Keep only those lines of the records that include the string "dersini".

[start]

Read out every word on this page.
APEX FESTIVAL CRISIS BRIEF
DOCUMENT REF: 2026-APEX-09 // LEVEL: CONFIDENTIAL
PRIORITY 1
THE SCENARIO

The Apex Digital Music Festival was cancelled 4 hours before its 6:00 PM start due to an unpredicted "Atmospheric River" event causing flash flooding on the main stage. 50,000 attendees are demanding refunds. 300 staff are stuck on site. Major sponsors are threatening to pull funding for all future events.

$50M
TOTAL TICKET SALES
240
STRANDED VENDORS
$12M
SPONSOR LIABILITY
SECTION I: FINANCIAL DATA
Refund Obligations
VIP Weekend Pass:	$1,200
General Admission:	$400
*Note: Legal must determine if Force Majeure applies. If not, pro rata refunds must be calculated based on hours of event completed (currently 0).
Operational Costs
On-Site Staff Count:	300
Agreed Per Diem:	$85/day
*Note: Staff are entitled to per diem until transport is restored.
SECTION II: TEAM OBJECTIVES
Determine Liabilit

[end]
[start]

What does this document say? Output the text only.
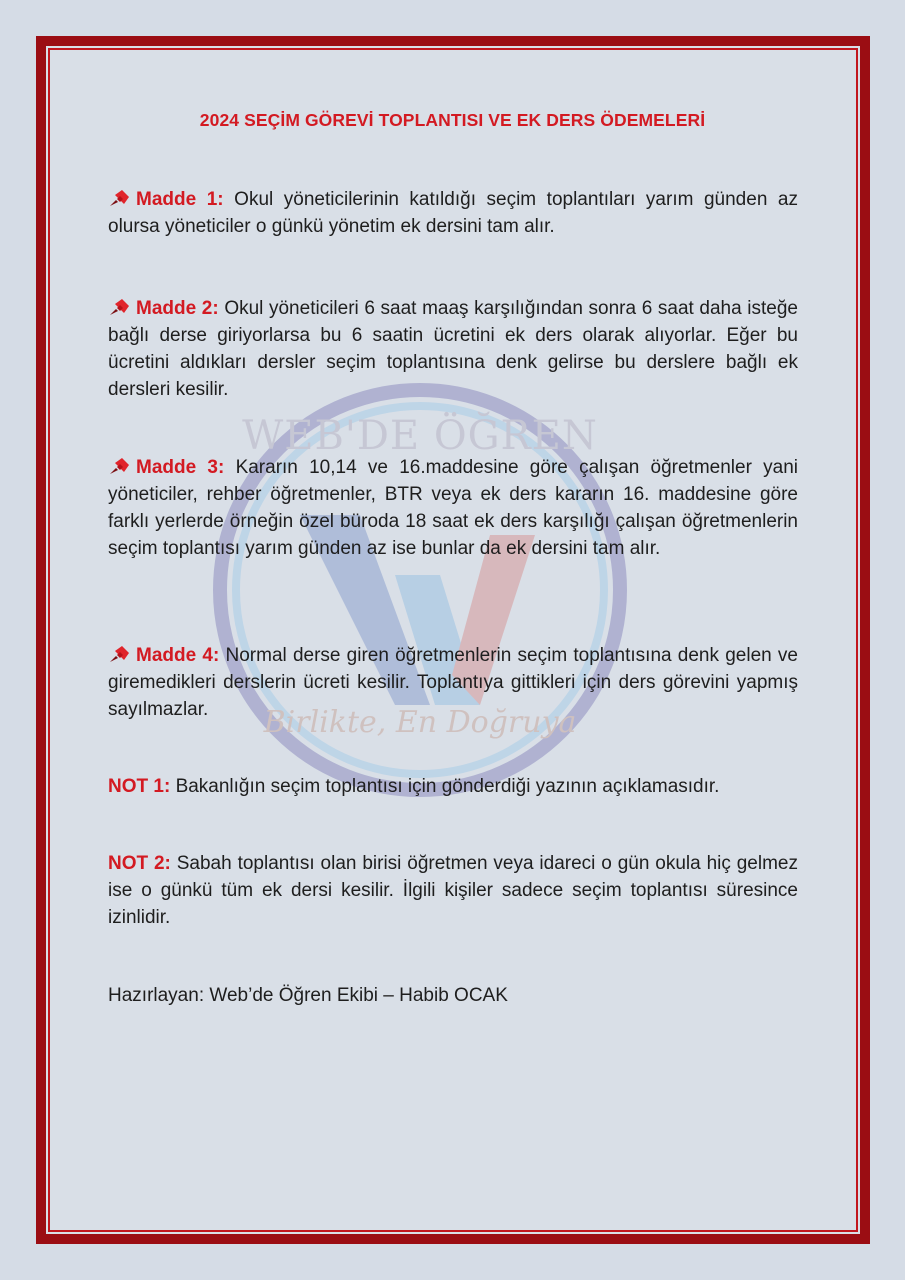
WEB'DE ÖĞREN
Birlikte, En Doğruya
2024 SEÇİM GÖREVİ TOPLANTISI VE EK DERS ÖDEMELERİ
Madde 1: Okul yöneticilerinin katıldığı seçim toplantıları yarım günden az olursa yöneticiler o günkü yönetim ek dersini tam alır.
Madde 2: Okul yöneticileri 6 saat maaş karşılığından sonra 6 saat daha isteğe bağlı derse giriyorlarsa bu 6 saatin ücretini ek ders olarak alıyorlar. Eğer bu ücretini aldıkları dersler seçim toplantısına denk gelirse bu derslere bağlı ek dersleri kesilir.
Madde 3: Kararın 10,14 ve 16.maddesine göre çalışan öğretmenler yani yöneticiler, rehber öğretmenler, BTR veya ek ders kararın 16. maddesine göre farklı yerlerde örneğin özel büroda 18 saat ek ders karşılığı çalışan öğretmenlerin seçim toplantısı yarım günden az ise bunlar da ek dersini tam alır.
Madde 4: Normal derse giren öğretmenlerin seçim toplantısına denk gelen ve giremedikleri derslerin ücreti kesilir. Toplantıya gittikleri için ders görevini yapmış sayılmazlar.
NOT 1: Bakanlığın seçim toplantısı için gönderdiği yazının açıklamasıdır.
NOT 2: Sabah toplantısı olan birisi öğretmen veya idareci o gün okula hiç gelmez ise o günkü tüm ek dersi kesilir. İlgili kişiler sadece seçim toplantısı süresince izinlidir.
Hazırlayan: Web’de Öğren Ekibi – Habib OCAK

[end]
[start]

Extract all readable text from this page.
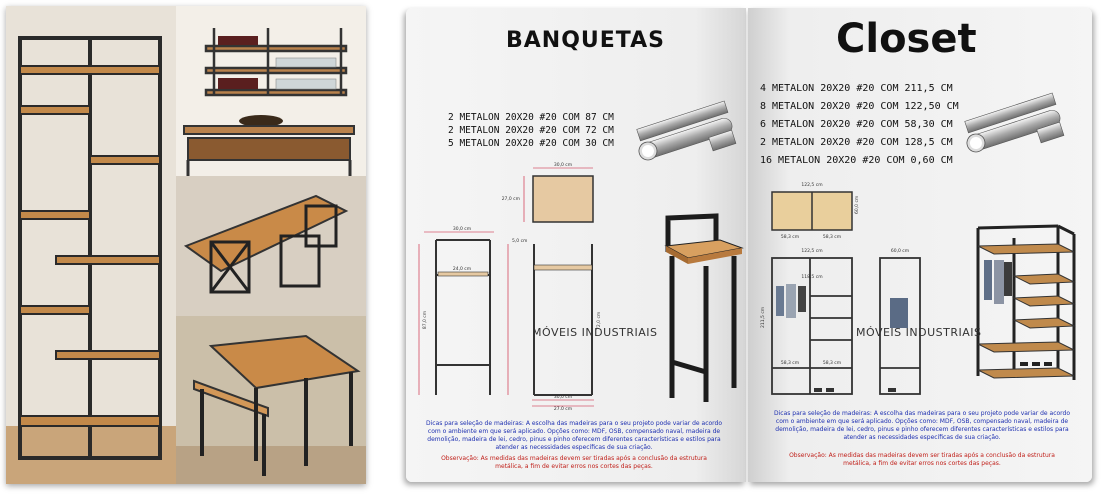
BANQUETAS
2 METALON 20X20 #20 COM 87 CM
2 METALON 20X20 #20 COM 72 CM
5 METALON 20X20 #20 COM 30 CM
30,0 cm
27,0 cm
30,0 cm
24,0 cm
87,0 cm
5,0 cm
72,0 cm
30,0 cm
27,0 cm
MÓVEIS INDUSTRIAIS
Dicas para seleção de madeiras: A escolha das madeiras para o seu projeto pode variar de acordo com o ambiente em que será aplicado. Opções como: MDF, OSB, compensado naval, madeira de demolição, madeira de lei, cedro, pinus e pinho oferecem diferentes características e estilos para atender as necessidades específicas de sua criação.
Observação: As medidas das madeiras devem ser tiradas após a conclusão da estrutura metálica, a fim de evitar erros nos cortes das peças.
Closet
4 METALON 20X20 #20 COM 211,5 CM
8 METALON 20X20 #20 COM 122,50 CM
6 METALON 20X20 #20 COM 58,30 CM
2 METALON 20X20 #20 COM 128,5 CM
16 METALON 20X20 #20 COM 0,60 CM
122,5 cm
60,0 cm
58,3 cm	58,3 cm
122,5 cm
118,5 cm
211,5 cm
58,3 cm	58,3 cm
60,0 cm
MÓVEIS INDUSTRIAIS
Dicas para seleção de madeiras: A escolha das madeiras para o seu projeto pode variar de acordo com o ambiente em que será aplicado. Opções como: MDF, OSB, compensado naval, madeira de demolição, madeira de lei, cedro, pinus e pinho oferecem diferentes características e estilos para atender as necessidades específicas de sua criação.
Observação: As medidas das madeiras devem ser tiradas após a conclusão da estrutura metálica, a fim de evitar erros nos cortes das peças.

[end]

Solved exercise
Madde 1: Okul yöneticilerinin katıldığı seçim toplantıları yarım günden az olursa yöneticiler o günkü yönetim ek dersini tam alır.
Madde 3: Kararın 10,14 ve 16.maddesine göre çalışan öğretmenler yani yöneticiler, rehber öğretmenler, BTR veya ek ders kararın 16. maddesine göre farklı yerlerde örneğin özel büroda 18 saat ek ders karşılığı çalışan öğretmenlerin seçim toplantısı yarım günden az ise bunlar da ek dersini tam alır.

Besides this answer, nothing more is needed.